• [What to do]
Please give the listing again in its entirety, exactly as written.

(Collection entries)
--- Begin ---
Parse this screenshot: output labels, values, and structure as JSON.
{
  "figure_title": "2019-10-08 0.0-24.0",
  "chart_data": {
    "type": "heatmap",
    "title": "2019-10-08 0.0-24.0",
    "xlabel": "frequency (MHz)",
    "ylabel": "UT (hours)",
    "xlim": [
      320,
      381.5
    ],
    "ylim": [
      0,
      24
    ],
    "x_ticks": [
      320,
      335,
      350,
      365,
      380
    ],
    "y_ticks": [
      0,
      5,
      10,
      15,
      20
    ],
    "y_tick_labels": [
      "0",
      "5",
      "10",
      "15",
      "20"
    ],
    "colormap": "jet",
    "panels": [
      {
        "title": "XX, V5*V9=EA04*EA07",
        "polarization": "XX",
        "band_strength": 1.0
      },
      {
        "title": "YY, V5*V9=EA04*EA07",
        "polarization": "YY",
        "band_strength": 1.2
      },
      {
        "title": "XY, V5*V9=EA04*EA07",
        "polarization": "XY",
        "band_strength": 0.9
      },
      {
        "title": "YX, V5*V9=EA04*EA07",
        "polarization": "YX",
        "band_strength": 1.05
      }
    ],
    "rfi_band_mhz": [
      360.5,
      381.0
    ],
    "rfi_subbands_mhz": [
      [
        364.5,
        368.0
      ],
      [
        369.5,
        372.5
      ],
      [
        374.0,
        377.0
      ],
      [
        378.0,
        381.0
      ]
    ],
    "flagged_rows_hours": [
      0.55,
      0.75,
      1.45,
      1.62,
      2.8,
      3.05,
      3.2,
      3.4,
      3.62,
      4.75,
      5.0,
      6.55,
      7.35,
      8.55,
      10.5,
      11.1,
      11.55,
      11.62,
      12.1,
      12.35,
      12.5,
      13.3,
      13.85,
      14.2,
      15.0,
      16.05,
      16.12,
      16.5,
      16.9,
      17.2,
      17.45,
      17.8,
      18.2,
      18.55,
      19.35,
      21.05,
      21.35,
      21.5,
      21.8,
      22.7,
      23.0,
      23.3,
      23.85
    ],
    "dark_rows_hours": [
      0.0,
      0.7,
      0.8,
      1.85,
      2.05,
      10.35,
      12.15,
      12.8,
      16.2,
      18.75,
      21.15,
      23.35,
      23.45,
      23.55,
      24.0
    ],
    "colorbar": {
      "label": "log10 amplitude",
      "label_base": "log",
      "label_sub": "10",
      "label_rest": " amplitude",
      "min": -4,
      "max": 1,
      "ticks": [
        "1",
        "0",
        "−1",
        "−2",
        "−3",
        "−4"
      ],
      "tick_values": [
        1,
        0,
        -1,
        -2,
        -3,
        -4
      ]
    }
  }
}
--- End ---
• [Finished exercise]
Parse this screenshot: output labels, values, and structure as JSON.
{
  "figure_title": "2019-10-08 0.0-24.0",
  "chart_data": {
    "type": "heatmap",
    "title": "2019-10-08 0.0-24.0",
    "xlabel": "frequency (MHz)",
    "ylabel": "UT (hours)",
    "xlim": [
      320,
      381.5
    ],
    "ylim": [
      0,
      24
    ],
    "x_ticks": [
      320,
      335,
      350,
      365,
      380
    ],
    "y_ticks": [
      0,
      5,
      10,
      15,
      20
    ],
    "y_tick_labels": [
      "0",
      "5",
      "10",
      "15",
      "20"
    ],
    "colormap": "jet",
    "panels": [
      {
        "title": "XX, V5*V9=EA04*EA07",
        "polarization": "XX",
        "band_strength": 1.0
      },
      {
        "title": "YY, V5*V9=EA04*EA07",
        "polarization": "YY",
        "band_strength": 1.2
      },
      {
        "title": "XY, V5*V9=EA04*EA07",
        "polarization": "XY",
        "band_strength": 0.9
      },
      {
        "title": "YX, V5*V9=EA04*EA07",
        "polarization": "YX",
        "band_strength": 1.05
      }
    ],
    "rfi_band_mhz": [
      360.5,
      381.0
    ],
    "rfi_subbands_mhz": [
      [
        364.5,
        368.0
      ],
      [
        369.5,
        372.5
      ],
      [
        374.0,
        377.0
      ],
      [
        378.0,
        381.0
      ]
    ],
    "flagged_rows_hours": [
      0.55,
      0.75,
      1.45,
      1.62,
      2.8,
      3.05,
      3.2,
      3.4,
      3.62,
      4.75,
      5.0,
      6.55,
      7.35,
      8.55,
      10.5,
      11.1,
      11.55,
      11.62,
      12.1,
      12.35,
      12.5,
      13.3,
      13.85,
      14.2,
      15.0,
      16.05,
      16.12,
      16.5,
      16.9,
      17.2,
      17.45,
      17.8,
      18.2,
      18.55,
      19.35,
      21.05,
      21.35,
      21.5,
      21.8,
      22.7,
      23.0,
      23.3,
      23.85
    ],
    "dark_rows_hours": [
      0.0,
      0.7,
      0.8,
      1.85,
      2.05,
      10.35,
      12.15,
      12.8,
      16.2,
      18.75,
      21.15,
      23.35,
      23.45,
      23.55,
      24.0
    ],
    "colorbar": {
      "label": "log10 amplitude",
      "label_base": "log",
      "label_sub": "10",
      "label_rest": " amplitude",
      "min": -4,
      "max": 1,
      "ticks": [
        "1",
        "0",
        "−1",
        "−2",
        "−3",
        "−4"
      ],
      "tick_values": [
        1,
        0,
        -1,
        -2,
        -3,
        -4
      ]
    }
  }
}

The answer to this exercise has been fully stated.